— Start Data extract —

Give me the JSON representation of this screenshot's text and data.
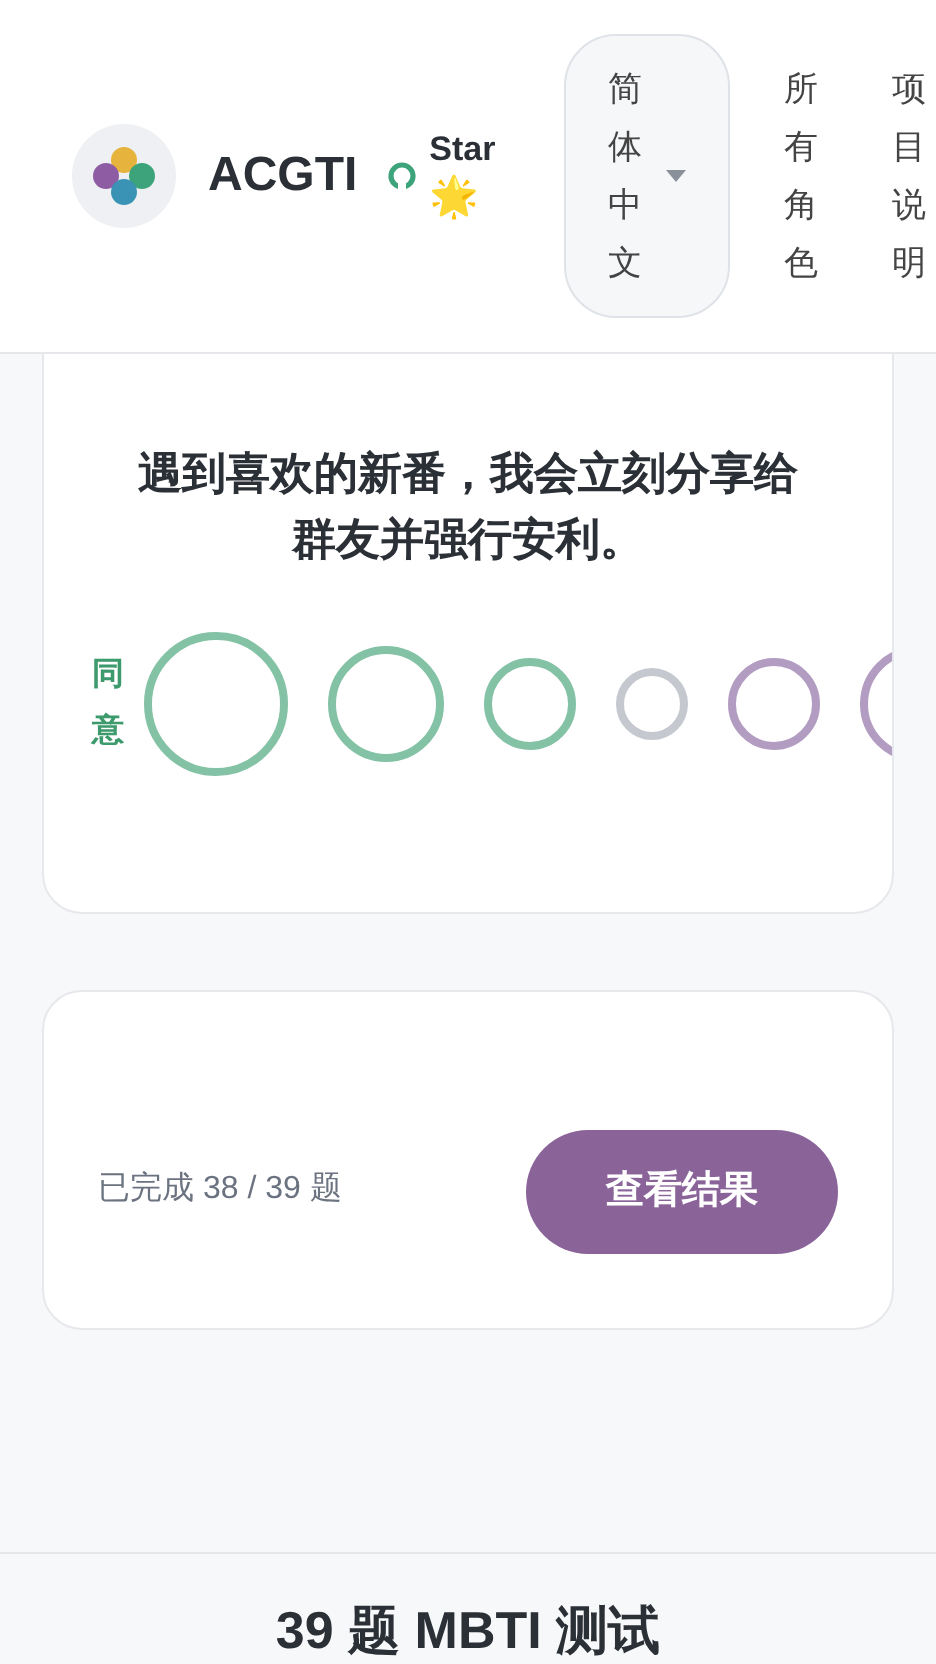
{
  "header": {
    "brand": "ACGTI",
    "github": {
      "label": "Star",
      "emoji": "🌟"
    },
    "language": {
      "value": "简体中文"
    },
    "nav": [
      {
        "label": "所有角色"
      },
      {
        "label": "项目说明"
      }
    ]
  },
  "question": {
    "text": "遇到喜欢的新番，我会立刻分享给群友并强行安利。",
    "agree_label": "同意",
    "options": [
      {
        "kind": "agree",
        "selected": false
      },
      {
        "kind": "agree",
        "selected": false
      },
      {
        "kind": "agree",
        "selected": false
      },
      {
        "kind": "neutral",
        "selected": false
      },
      {
        "kind": "disagree",
        "selected": false
      },
      {
        "kind": "disagree",
        "selected": false
      }
    ]
  },
  "progress": {
    "text": "已完成 38 / 39 题",
    "button": "查看结果"
  },
  "footer": {
    "heading": "39 题 MBTI 测试"
  }
}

— End Data extract —

> _Task to complete_:
The entries above are to be returned exactly, without their pictures.

> _Completed task_:
Give me the JSON representation of this screenshot's text and data.
{
  "header": {
    "brand": "ACGTI",
    "github": {
      "label": "Star",
      "emoji": "🌟"
    },
    "language": {
      "value": "简体中文"
    },
    "nav": [
      {
        "label": "所有角色"
      },
      {
        "label": "项目说明"
      }
    ]
  },
  "question": {
    "text": "遇到喜欢的新番，我会立刻分享给群友并强行安利。",
    "agree_label": "同意",
    "options": [
      {
        "kind": "agree",
        "selected": false
      },
      {
        "kind": "agree",
        "selected": false
      },
      {
        "kind": "agree",
        "selected": false
      },
      {
        "kind": "neutral",
        "selected": false
      },
      {
        "kind": "disagree",
        "selected": false
      },
      {
        "kind": "disagree",
        "selected": false
      }
    ]
  },
  "progress": {
    "text": "已完成 38 / 39 题",
    "button": "查看结果"
  },
  "footer": {
    "heading": "39 题 MBTI 测试"
  }
}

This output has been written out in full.